Dataset records start

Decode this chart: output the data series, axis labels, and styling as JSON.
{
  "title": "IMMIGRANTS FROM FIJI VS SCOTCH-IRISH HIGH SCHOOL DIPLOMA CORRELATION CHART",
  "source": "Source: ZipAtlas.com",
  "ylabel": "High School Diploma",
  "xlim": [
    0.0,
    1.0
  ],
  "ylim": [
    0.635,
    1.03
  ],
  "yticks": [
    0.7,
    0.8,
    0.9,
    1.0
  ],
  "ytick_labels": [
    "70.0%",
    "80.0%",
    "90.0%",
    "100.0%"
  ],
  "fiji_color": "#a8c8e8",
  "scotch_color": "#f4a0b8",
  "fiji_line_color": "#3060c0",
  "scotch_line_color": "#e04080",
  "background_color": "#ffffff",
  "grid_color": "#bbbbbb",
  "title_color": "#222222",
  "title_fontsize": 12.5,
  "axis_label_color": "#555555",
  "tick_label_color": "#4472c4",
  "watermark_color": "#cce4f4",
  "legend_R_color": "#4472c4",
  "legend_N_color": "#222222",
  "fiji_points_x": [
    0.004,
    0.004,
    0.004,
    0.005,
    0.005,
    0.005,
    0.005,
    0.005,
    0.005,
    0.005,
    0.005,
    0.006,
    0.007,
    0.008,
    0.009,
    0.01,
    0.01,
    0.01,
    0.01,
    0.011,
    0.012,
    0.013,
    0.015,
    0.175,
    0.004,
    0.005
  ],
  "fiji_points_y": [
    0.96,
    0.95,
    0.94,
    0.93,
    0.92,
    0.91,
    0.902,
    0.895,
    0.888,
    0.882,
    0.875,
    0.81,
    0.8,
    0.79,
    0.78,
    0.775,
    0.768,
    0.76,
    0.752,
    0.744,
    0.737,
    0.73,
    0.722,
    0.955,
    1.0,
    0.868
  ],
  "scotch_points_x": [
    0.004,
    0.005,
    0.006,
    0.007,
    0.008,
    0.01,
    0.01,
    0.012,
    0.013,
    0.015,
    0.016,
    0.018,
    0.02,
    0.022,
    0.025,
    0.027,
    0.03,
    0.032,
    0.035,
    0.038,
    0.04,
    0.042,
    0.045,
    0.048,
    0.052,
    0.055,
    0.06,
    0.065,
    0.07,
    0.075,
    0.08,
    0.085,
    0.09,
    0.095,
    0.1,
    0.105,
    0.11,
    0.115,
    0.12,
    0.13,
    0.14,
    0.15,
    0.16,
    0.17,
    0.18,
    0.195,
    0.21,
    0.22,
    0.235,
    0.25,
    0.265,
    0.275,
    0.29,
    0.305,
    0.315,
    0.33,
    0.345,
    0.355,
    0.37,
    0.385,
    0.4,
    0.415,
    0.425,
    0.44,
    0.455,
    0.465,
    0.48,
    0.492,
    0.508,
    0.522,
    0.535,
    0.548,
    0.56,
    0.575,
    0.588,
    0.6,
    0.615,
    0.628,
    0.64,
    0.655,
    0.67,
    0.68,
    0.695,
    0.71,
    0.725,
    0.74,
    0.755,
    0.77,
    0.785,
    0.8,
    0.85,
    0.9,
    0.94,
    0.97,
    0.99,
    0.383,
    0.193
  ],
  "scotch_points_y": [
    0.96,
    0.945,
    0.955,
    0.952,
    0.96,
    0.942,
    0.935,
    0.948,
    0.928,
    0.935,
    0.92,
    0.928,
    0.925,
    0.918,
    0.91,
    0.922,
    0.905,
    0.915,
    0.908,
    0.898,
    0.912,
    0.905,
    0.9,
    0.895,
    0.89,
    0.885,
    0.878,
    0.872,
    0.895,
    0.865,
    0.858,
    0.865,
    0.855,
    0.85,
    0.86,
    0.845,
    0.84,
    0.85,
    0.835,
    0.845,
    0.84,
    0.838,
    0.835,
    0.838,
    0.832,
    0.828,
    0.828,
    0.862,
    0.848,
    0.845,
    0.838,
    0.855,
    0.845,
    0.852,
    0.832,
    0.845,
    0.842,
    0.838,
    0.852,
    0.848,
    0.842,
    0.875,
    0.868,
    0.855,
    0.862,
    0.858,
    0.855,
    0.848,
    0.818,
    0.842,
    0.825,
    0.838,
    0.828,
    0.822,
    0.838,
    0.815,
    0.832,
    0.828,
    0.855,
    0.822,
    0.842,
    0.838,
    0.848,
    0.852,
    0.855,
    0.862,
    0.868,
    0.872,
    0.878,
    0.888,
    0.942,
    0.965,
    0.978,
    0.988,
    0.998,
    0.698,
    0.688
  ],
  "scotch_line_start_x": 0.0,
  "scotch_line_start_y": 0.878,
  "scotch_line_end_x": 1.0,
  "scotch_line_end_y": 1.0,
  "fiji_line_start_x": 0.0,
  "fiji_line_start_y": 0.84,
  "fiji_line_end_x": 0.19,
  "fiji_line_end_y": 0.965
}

Dataset records end

What is required: Give all the entries again exactly; leave none out.

Answer:
Decode this chart: output the data series, axis labels, and styling as JSON.
{
  "title": "IMMIGRANTS FROM FIJI VS SCOTCH-IRISH HIGH SCHOOL DIPLOMA CORRELATION CHART",
  "source": "Source: ZipAtlas.com",
  "ylabel": "High School Diploma",
  "xlim": [
    0.0,
    1.0
  ],
  "ylim": [
    0.635,
    1.03
  ],
  "yticks": [
    0.7,
    0.8,
    0.9,
    1.0
  ],
  "ytick_labels": [
    "70.0%",
    "80.0%",
    "90.0%",
    "100.0%"
  ],
  "fiji_color": "#a8c8e8",
  "scotch_color": "#f4a0b8",
  "fiji_line_color": "#3060c0",
  "scotch_line_color": "#e04080",
  "background_color": "#ffffff",
  "grid_color": "#bbbbbb",
  "title_color": "#222222",
  "title_fontsize": 12.5,
  "axis_label_color": "#555555",
  "tick_label_color": "#4472c4",
  "watermark_color": "#cce4f4",
  "legend_R_color": "#4472c4",
  "legend_N_color": "#222222",
  "fiji_points_x": [
    0.004,
    0.004,
    0.004,
    0.005,
    0.005,
    0.005,
    0.005,
    0.005,
    0.005,
    0.005,
    0.005,
    0.006,
    0.007,
    0.008,
    0.009,
    0.01,
    0.01,
    0.01,
    0.01,
    0.011,
    0.012,
    0.013,
    0.015,
    0.175,
    0.004,
    0.005
  ],
  "fiji_points_y": [
    0.96,
    0.95,
    0.94,
    0.93,
    0.92,
    0.91,
    0.902,
    0.895,
    0.888,
    0.882,
    0.875,
    0.81,
    0.8,
    0.79,
    0.78,
    0.775,
    0.768,
    0.76,
    0.752,
    0.744,
    0.737,
    0.73,
    0.722,
    0.955,
    1.0,
    0.868
  ],
  "scotch_points_x": [
    0.004,
    0.005,
    0.006,
    0.007,
    0.008,
    0.01,
    0.01,
    0.012,
    0.013,
    0.015,
    0.016,
    0.018,
    0.02,
    0.022,
    0.025,
    0.027,
    0.03,
    0.032,
    0.035,
    0.038,
    0.04,
    0.042,
    0.045,
    0.048,
    0.052,
    0.055,
    0.06,
    0.065,
    0.07,
    0.075,
    0.08,
    0.085,
    0.09,
    0.095,
    0.1,
    0.105,
    0.11,
    0.115,
    0.12,
    0.13,
    0.14,
    0.15,
    0.16,
    0.17,
    0.18,
    0.195,
    0.21,
    0.22,
    0.235,
    0.25,
    0.265,
    0.275,
    0.29,
    0.305,
    0.315,
    0.33,
    0.345,
    0.355,
    0.37,
    0.385,
    0.4,
    0.415,
    0.425,
    0.44,
    0.455,
    0.465,
    0.48,
    0.492,
    0.508,
    0.522,
    0.535,
    0.548,
    0.56,
    0.575,
    0.588,
    0.6,
    0.615,
    0.628,
    0.64,
    0.655,
    0.67,
    0.68,
    0.695,
    0.71,
    0.725,
    0.74,
    0.755,
    0.77,
    0.785,
    0.8,
    0.85,
    0.9,
    0.94,
    0.97,
    0.99,
    0.383,
    0.193
  ],
  "scotch_points_y": [
    0.96,
    0.945,
    0.955,
    0.952,
    0.96,
    0.942,
    0.935,
    0.948,
    0.928,
    0.935,
    0.92,
    0.928,
    0.925,
    0.918,
    0.91,
    0.922,
    0.905,
    0.915,
    0.908,
    0.898,
    0.912,
    0.905,
    0.9,
    0.895,
    0.89,
    0.885,
    0.878,
    0.872,
    0.895,
    0.865,
    0.858,
    0.865,
    0.855,
    0.85,
    0.86,
    0.845,
    0.84,
    0.85,
    0.835,
    0.845,
    0.84,
    0.838,
    0.835,
    0.838,
    0.832,
    0.828,
    0.828,
    0.862,
    0.848,
    0.845,
    0.838,
    0.855,
    0.845,
    0.852,
    0.832,
    0.845,
    0.842,
    0.838,
    0.852,
    0.848,
    0.842,
    0.875,
    0.868,
    0.855,
    0.862,
    0.858,
    0.855,
    0.848,
    0.818,
    0.842,
    0.825,
    0.838,
    0.828,
    0.822,
    0.838,
    0.815,
    0.832,
    0.828,
    0.855,
    0.822,
    0.842,
    0.838,
    0.848,
    0.852,
    0.855,
    0.862,
    0.868,
    0.872,
    0.878,
    0.888,
    0.942,
    0.965,
    0.978,
    0.988,
    0.998,
    0.698,
    0.688
  ],
  "scotch_line_start_x": 0.0,
  "scotch_line_start_y": 0.878,
  "scotch_line_end_x": 1.0,
  "scotch_line_end_y": 1.0,
  "fiji_line_start_x": 0.0,
  "fiji_line_start_y": 0.84,
  "fiji_line_end_x": 0.19,
  "fiji_line_end_y": 0.965
}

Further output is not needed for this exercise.